• [DO THIS] Across the entries below, count the lines in which the word "full" occurs. Reply with the count alone.

==================================================

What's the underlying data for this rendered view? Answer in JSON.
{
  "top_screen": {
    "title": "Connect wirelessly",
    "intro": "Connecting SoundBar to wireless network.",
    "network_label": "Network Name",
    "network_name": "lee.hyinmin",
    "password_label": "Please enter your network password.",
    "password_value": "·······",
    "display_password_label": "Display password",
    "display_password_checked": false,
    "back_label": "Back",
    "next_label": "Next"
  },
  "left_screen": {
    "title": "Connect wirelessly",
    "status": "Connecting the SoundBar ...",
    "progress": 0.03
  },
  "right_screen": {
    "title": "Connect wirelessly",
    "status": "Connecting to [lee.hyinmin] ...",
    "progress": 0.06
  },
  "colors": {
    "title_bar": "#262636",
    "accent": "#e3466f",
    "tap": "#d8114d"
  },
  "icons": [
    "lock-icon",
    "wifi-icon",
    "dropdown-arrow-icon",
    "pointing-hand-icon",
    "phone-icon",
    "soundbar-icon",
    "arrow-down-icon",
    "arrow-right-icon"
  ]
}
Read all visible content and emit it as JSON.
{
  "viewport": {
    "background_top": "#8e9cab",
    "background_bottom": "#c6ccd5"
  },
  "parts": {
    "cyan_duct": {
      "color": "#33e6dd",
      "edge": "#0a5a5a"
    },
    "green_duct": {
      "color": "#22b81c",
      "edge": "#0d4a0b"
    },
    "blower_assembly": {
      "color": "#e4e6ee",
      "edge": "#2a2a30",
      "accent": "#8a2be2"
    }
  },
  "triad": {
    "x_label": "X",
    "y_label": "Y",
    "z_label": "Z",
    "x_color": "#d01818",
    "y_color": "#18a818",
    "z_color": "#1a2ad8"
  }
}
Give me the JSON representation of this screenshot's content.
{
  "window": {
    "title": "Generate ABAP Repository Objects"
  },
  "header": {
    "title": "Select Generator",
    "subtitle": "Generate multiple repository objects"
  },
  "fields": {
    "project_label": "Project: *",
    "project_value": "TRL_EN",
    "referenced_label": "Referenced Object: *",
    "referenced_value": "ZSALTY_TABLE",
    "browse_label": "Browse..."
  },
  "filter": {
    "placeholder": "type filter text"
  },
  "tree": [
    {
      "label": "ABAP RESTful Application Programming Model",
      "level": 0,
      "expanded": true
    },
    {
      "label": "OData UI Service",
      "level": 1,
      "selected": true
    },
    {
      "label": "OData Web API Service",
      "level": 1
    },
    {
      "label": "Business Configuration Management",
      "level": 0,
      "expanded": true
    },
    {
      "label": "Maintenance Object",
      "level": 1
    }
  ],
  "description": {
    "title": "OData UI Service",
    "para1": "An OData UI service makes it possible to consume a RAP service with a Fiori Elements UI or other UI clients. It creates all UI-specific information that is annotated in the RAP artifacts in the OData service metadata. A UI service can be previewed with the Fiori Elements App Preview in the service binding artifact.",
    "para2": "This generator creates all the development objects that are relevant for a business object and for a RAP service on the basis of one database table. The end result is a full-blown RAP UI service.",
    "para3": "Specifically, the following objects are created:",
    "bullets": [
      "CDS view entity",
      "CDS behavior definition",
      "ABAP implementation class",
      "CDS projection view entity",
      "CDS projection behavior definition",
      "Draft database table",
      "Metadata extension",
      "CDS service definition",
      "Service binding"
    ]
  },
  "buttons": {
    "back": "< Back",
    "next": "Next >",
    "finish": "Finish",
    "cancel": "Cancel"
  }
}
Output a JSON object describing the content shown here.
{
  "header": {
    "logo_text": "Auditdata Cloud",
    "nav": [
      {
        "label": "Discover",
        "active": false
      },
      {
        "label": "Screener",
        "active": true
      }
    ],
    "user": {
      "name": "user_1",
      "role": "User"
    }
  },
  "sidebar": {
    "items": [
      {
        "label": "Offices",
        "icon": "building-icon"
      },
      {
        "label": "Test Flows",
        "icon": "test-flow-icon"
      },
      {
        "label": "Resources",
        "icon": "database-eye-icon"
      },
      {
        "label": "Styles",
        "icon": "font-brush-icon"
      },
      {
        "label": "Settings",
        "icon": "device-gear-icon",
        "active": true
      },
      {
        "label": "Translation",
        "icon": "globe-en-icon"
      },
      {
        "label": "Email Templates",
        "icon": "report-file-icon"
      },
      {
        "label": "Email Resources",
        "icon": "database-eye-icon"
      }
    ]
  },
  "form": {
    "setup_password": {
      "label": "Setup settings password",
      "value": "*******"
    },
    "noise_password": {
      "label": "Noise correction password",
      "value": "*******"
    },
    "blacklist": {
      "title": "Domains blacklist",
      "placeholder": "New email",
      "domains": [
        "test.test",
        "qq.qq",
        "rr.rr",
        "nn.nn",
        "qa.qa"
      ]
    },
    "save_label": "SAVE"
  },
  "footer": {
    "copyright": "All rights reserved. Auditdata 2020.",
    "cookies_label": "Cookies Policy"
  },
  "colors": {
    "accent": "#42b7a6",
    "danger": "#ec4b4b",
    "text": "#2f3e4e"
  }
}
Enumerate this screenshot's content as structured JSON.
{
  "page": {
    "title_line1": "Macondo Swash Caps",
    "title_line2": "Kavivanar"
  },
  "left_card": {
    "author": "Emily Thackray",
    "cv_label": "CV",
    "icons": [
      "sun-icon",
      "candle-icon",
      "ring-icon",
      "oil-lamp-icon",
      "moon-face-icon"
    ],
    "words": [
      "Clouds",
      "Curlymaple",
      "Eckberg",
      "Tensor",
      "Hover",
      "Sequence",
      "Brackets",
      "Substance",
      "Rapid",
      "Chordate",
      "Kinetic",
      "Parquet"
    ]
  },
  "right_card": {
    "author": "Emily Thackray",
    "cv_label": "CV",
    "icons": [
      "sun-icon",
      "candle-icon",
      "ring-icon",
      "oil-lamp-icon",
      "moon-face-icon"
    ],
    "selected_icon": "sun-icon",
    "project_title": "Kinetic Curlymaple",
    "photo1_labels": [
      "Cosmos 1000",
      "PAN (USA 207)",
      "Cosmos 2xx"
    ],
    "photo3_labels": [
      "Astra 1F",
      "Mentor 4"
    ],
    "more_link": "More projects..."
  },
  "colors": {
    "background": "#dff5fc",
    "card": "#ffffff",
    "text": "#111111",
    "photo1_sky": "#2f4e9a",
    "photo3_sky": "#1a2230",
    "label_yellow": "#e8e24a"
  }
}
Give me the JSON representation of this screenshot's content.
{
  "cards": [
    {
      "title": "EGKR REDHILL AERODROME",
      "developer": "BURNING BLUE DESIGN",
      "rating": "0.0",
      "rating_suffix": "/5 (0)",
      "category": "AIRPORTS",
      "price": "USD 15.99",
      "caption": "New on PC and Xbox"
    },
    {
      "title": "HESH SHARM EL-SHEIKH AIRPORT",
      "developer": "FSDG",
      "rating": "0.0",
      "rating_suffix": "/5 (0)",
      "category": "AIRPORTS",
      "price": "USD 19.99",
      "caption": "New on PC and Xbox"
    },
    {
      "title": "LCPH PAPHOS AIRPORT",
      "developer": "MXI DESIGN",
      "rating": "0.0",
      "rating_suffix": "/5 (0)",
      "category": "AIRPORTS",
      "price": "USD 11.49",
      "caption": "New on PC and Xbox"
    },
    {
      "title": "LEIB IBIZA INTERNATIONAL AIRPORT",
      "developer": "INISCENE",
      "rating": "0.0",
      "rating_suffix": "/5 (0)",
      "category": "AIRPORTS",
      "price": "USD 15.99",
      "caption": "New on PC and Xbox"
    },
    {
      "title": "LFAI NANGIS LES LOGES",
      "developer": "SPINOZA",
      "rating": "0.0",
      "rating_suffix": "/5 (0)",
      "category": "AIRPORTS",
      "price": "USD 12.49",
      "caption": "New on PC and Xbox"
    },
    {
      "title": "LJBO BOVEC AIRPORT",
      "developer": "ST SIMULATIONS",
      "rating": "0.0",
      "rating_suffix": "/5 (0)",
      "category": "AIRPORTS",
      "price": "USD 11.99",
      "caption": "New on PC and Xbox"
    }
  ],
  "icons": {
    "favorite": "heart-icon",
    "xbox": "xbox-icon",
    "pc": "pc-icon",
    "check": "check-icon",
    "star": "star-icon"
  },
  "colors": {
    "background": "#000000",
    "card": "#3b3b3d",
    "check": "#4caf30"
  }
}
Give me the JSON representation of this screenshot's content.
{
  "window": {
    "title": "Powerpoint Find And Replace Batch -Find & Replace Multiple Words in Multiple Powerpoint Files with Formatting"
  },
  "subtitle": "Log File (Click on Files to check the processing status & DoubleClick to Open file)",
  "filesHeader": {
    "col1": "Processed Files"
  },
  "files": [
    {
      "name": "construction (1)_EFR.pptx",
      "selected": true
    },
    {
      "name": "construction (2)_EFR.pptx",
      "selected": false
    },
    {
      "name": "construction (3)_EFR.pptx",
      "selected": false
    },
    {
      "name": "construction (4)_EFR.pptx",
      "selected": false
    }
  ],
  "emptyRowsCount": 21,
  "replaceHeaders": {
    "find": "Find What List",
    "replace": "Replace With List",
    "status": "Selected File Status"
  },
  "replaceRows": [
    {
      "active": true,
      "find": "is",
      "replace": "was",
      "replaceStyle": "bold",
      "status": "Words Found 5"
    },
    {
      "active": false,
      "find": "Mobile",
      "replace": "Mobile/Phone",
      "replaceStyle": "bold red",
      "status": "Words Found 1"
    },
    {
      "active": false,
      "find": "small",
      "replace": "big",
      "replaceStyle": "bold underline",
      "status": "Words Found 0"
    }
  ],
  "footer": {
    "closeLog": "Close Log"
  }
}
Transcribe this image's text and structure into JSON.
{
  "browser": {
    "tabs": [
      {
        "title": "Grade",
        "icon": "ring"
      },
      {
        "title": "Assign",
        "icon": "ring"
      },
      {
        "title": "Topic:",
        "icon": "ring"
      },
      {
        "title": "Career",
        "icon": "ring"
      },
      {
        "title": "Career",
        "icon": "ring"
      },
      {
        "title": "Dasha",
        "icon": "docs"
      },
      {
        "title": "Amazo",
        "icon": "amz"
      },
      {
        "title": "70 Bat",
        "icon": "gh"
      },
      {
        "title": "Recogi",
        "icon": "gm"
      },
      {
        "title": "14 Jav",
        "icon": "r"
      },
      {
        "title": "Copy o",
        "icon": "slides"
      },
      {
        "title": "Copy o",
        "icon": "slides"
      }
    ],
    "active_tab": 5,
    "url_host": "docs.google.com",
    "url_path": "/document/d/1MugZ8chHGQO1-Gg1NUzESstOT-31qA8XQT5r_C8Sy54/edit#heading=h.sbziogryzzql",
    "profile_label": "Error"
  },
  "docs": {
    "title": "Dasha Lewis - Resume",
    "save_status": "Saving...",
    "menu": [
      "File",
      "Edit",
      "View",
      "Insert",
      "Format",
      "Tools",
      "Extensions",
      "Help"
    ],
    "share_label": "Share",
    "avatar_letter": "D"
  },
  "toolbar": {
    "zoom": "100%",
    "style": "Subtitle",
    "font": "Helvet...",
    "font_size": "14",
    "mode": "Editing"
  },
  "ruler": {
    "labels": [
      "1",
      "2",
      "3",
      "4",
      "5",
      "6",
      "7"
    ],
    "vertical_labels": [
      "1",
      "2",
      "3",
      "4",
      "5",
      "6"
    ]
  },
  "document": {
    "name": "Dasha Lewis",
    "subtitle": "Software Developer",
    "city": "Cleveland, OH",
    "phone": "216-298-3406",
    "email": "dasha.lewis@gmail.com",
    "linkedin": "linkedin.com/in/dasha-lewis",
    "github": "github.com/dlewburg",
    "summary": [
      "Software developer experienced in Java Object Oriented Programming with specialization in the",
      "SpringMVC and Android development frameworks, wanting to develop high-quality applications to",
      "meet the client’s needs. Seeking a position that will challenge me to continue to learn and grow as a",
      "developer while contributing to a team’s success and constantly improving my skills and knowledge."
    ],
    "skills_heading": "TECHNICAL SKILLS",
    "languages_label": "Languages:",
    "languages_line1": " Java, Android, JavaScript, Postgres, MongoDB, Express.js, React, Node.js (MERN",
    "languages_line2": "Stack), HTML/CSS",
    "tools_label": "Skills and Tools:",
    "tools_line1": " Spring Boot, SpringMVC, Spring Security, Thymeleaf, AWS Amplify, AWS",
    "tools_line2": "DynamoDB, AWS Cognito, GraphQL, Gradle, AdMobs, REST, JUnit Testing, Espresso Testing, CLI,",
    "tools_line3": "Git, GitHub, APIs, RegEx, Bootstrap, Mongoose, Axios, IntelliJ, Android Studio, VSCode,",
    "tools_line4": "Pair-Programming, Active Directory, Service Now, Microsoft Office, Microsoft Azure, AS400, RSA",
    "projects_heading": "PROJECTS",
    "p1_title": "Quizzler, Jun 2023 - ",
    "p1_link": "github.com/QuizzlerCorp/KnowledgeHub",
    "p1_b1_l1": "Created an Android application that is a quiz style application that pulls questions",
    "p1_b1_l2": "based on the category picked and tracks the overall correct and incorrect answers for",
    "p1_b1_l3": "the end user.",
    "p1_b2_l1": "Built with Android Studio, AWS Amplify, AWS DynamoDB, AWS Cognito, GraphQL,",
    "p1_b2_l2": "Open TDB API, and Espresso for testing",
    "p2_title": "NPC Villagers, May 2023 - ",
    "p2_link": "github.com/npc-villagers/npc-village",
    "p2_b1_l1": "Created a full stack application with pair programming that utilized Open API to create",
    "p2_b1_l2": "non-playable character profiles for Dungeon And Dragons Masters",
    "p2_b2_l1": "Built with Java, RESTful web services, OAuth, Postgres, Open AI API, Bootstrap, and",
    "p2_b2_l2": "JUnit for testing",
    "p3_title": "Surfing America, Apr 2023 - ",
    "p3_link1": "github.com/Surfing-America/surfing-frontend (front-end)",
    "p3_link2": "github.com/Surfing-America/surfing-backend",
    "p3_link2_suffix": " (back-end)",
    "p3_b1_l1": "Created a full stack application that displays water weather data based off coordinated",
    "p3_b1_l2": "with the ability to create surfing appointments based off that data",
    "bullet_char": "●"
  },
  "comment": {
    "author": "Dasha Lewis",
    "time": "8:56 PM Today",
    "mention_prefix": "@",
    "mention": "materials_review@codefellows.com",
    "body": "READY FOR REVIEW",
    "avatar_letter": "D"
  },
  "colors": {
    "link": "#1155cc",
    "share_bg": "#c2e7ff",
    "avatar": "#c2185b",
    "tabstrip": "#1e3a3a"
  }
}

==================================================

• [EXERCISE RESPONSE] 3